## GOAL OF THE EXERCISE
Pull out every line with the word "окно" from the entries below.

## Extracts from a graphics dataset
— Begin —

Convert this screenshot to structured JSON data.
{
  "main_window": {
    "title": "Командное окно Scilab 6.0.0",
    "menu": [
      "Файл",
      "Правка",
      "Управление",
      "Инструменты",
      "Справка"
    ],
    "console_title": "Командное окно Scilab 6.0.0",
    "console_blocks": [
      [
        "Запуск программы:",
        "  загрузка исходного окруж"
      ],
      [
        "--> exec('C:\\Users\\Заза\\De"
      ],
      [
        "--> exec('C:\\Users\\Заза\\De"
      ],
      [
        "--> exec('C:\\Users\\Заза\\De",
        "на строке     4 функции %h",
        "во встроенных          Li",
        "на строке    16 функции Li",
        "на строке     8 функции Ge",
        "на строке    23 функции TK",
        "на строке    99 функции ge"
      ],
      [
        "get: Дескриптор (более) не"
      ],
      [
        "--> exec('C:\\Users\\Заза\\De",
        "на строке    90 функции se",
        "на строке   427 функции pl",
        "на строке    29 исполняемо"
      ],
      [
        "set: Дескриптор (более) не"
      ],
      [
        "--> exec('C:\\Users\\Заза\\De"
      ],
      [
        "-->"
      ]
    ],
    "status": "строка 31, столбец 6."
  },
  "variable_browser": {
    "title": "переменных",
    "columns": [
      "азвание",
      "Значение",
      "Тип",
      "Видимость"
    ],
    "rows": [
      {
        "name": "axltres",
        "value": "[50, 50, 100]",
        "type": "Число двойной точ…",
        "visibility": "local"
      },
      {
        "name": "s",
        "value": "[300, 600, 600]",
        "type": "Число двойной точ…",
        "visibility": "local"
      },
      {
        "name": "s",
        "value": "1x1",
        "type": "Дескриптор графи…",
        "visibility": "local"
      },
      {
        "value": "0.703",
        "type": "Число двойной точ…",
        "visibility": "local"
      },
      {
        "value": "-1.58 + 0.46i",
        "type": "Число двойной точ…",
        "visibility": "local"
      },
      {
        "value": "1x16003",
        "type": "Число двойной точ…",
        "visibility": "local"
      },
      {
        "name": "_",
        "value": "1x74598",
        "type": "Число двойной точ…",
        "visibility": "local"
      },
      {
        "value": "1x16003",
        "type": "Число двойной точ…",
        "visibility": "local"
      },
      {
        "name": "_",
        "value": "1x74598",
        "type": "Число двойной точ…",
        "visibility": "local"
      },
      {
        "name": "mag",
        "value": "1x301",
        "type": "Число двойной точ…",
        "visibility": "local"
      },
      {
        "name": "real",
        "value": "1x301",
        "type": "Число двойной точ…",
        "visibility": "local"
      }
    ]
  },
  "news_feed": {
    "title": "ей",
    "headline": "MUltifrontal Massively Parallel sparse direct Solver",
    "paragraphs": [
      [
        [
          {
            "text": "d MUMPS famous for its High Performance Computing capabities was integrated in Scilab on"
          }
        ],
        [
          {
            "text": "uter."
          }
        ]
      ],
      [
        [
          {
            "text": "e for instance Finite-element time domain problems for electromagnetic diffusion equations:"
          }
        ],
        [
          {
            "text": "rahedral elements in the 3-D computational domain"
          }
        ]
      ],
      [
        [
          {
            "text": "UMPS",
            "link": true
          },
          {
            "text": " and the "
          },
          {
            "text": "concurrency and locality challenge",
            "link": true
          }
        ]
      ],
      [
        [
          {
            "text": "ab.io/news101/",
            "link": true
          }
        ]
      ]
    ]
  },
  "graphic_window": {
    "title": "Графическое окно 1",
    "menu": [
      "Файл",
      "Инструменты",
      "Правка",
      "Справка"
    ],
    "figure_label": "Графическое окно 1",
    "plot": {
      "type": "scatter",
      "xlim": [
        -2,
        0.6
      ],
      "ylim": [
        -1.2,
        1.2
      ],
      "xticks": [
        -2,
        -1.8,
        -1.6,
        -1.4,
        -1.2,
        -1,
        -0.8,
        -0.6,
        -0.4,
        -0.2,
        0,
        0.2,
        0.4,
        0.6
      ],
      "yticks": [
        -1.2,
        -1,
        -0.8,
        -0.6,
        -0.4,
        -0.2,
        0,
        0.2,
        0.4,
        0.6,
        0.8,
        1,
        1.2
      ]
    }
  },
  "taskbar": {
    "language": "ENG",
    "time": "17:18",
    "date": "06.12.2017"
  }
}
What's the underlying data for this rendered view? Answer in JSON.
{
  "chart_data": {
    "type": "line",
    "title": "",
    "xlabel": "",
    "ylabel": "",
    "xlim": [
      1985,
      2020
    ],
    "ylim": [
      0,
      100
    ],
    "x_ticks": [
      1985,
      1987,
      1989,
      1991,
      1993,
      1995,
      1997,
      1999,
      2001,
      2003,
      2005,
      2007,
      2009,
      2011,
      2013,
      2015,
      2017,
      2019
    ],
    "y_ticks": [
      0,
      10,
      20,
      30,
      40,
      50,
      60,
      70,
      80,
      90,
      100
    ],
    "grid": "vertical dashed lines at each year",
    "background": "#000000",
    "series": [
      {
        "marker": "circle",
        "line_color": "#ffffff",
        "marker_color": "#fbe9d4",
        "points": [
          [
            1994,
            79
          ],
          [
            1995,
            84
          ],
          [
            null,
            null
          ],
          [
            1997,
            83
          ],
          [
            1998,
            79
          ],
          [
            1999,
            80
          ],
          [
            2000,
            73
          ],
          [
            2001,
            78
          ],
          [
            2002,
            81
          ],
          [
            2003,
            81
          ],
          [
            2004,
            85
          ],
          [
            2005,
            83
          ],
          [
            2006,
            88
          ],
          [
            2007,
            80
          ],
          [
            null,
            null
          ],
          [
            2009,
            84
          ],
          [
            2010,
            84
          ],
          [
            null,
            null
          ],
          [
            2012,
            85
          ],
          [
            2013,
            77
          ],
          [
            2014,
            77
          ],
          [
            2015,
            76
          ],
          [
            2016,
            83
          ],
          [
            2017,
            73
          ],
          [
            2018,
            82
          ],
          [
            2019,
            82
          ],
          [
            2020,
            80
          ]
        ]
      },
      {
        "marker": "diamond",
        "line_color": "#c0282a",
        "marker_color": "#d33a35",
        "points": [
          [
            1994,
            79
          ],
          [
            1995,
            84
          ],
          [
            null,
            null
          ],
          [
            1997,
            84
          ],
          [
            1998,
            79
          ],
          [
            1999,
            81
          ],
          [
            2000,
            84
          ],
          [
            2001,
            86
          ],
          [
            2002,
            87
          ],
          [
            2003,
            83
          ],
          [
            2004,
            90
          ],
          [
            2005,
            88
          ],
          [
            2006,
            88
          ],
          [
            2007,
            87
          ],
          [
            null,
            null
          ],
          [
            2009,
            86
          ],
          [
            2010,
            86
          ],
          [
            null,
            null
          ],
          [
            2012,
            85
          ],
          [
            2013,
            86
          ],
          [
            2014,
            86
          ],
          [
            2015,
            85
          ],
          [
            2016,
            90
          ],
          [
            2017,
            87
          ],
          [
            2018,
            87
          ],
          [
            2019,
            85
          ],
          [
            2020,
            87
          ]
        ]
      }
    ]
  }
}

— End —

## WRITTEN ANSWER
    "title": "Командное окно Scilab 6.0.0",
    "console_title": "Командное окно Scilab 6.0.0",
    "title": "Графическое окно 1",
    "figure_label": "Графическое окно 1",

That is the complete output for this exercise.